■ The task
Write out every line below that includes the word "label".

[Stored dataset items]
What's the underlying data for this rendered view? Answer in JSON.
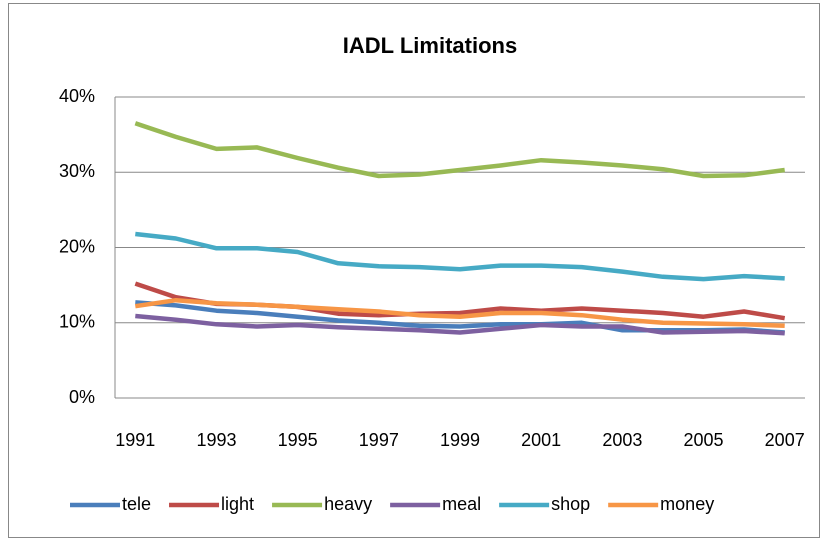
{
  "chart_data": {
    "type": "line",
    "title": "IADL Limitations",
    "categories": [
      "1991",
      null,
      "1993",
      null,
      "1995",
      null,
      "1997",
      null,
      "1999",
      null,
      "2001",
      null,
      "2003",
      null,
      "2005",
      null,
      "2007"
    ],
    "ylim": [
      0,
      40
    ],
    "yticks": [
      {
        "value": 0,
        "label": "0%"
      },
      {
        "value": 10,
        "label": "10%"
      },
      {
        "value": 20,
        "label": "20%"
      },
      {
        "value": 30,
        "label": "30%"
      },
      {
        "value": 40,
        "label": "40%"
      }
    ],
    "grid": true,
    "legend": "bottom",
    "series": [
      {
        "name": "tele",
        "color": "#4a7ebb",
        "values": [
          12.7,
          12.3,
          11.6,
          11.3,
          10.8,
          10.3,
          10.0,
          9.6,
          9.5,
          9.8,
          9.8,
          10.0,
          9.0,
          9.0,
          9.0,
          9.1,
          8.7
        ]
      },
      {
        "name": "light",
        "color": "#be4b48",
        "values": [
          15.2,
          13.4,
          12.5,
          12.4,
          12.1,
          11.2,
          11.0,
          11.2,
          11.3,
          11.9,
          11.6,
          11.9,
          11.6,
          11.3,
          10.8,
          11.5,
          10.6
        ]
      },
      {
        "name": "heavy",
        "color": "#98b954",
        "values": [
          36.5,
          34.7,
          33.1,
          33.3,
          31.9,
          30.6,
          29.5,
          29.7,
          30.3,
          30.9,
          31.6,
          31.3,
          30.9,
          30.4,
          29.5,
          29.6,
          30.3
        ]
      },
      {
        "name": "meal",
        "color": "#7d60a0",
        "values": [
          10.9,
          10.4,
          9.8,
          9.5,
          9.7,
          9.4,
          9.2,
          9.0,
          8.7,
          9.2,
          9.7,
          9.5,
          9.5,
          8.7,
          8.8,
          8.9,
          8.6
        ]
      },
      {
        "name": "shop",
        "color": "#46aac5",
        "values": [
          21.8,
          21.2,
          19.9,
          19.9,
          19.4,
          17.9,
          17.5,
          17.4,
          17.1,
          17.6,
          17.6,
          17.4,
          16.8,
          16.1,
          15.8,
          16.2,
          15.9
        ]
      },
      {
        "name": "money",
        "color": "#f79646",
        "values": [
          12.2,
          13.0,
          12.6,
          12.4,
          12.1,
          11.8,
          11.5,
          11.0,
          10.8,
          11.3,
          11.3,
          11.0,
          10.4,
          10.0,
          9.9,
          9.8,
          9.6
        ]
      }
    ]
  }
}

■ Correct answer
        "label": "0%"
        "label": "10%"
        "label": "20%"
        "label": "30%"
        "label": "40%"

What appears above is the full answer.